- [Task brief]
Retype the records below exactly as they appear, but leave out any pictures.

-------- Records shown

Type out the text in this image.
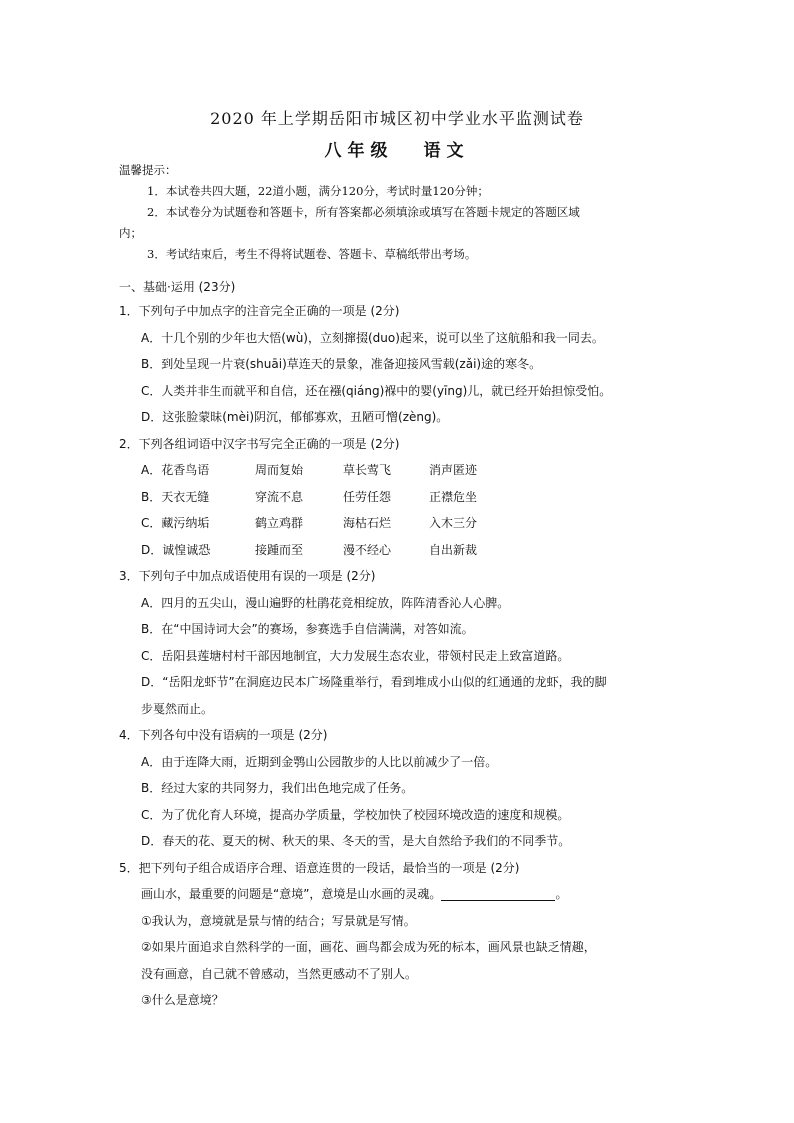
2020 年上学期岳阳市城区初中学业水平监测试卷
八年级 语文
温馨提示：
1．本试卷共四大题，22道小题，满分120分，考试时量120分钟；
2．本试卷分为试题卷和答题卡，所有答案都必须填涂或填写在答题卡规定的答题区域
内；
3．考试结束后，考生不得将试题卷、答题卡、草稿纸带出考场。
一、基础·运用 (23分)
1．下列句子中加点字的注音完全正确的一项是 (2分)
A．十几个别的少年也大悟(wù)，立刻撺掇(duo)起来，说可以坐了这航船和我一同去。
B．到处呈现一片衰(shuāi)草连天的景象，准备迎接风雪载(zǎi)途的寒冬。
C．人类并非生而就平和自信，还在襁(qiáng)褓中的婴(yīng)儿，就已经开始担惊受怕。
D．这张脸蒙昧(mèi)阴沉，郁郁寡欢，丑陋可憎(zèng)。
2．下列各组词语中汉字书写完全正确的一项是 (2分)
A．花香鸟语	周而复始	草长莺飞	消声匿迹
B．天衣无缝	穿流不息	任劳任怨	正襟危坐
C．藏污纳垢	鹤立鸡群	海枯石烂	入木三分
D．诚惶诚恐	接踵而至	漫不经心	自出新裁
3．下列句子中加点成语使用有误的一项是 (2分)
A．四月的五尖山，漫山遍野的杜鹃花竞相绽放，阵阵清香沁人心脾。
B．在“中国诗词大会”的赛场，参赛选手自信满满，对答如流。
C．岳阳县莲塘村村干部因地制宜，大力发展生态农业，带领村民走上致富道路。
D．“岳阳龙虾节”在洞庭边民本广场隆重举行，看到堆成小山似的红通通的龙虾，我的脚
步戛然而止。
4．下列各句中没有语病的一项是 (2分)
A．由于连降大雨，近期到金鹗山公园散步的人比以前减少了一倍。
B．经过大家的共同努力，我们出色地完成了任务。
C．为了优化育人环境，提高办学质量，学校加快了校园环境改造的速度和规模。
D．春天的花、夏天的树、秋天的果、冬天的雪，是大自然给予我们的不同季节。
5．把下列句子组合成语序合理、语意连贯的一段话，最恰当的一项是 (2分)
画山水，最重要的问题是“意境”，意境是山水画的灵魂。	。
①我认为，意境就是景与情的结合；写景就是写情。
②如果片面追求自然科学的一面，画花、画鸟都会成为死的标本，画风景也缺乏情趣，
没有画意，自己就不曾感动，当然更感动不了别人。
③什么是意境？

----------------

- [Answer to the exercise]
Type out the text in this image.
2020 年上学期岳阳市城区初中学业水平监测试卷
八年级 语文
温馨提示：
1．本试卷共四大题，22道小题，满分120分，考试时量120分钟；
2．本试卷分为试题卷和答题卡，所有答案都必须填涂或填写在答题卡规定的答题区域
内；
3．考试结束后，考生不得将试题卷、答题卡、草稿纸带出考场。
一、基础·运用 (23分)
1．下列句子中加点字的注音完全正确的一项是 (2分)
A．十几个别的少年也大悟(wù)，立刻撺掇(duo)起来，说可以坐了这航船和我一同去。
B．到处呈现一片衰(shuāi)草连天的景象，准备迎接风雪载(zǎi)途的寒冬。
C．人类并非生而就平和自信，还在襁(qiáng)褓中的婴(yīng)儿，就已经开始担惊受怕。
D．这张脸蒙昧(mèi)阴沉，郁郁寡欢，丑陋可憎(zèng)。
2．下列各组词语中汉字书写完全正确的一项是 (2分)
A．花香鸟语	周而复始	草长莺飞	消声匿迹
B．天衣无缝	穿流不息	任劳任怨	正襟危坐
C．藏污纳垢	鹤立鸡群	海枯石烂	入木三分
D．诚惶诚恐	接踵而至	漫不经心	自出新裁
3．下列句子中加点成语使用有误的一项是 (2分)
A．四月的五尖山，漫山遍野的杜鹃花竞相绽放，阵阵清香沁人心脾。
B．在“中国诗词大会”的赛场，参赛选手自信满满，对答如流。
C．岳阳县莲塘村村干部因地制宜，大力发展生态农业，带领村民走上致富道路。
D．“岳阳龙虾节”在洞庭边民本广场隆重举行，看到堆成小山似的红通通的龙虾，我的脚
步戛然而止。
4．下列各句中没有语病的一项是 (2分)
A．由于连降大雨，近期到金鹗山公园散步的人比以前减少了一倍。
B．经过大家的共同努力，我们出色地完成了任务。
C．为了优化育人环境，提高办学质量，学校加快了校园环境改造的速度和规模。
D．春天的花、夏天的树、秋天的果、冬天的雪，是大自然给予我们的不同季节。
5．把下列句子组合成语序合理、语意连贯的一段话，最恰当的一项是 (2分)
画山水，最重要的问题是“意境”，意境是山水画的灵魂。	。
①我认为，意境就是景与情的结合；写景就是写情。
②如果片面追求自然科学的一面，画花、画鸟都会成为死的标本，画风景也缺乏情趣，
没有画意，自己就不曾感动，当然更感动不了别人。
③什么是意境？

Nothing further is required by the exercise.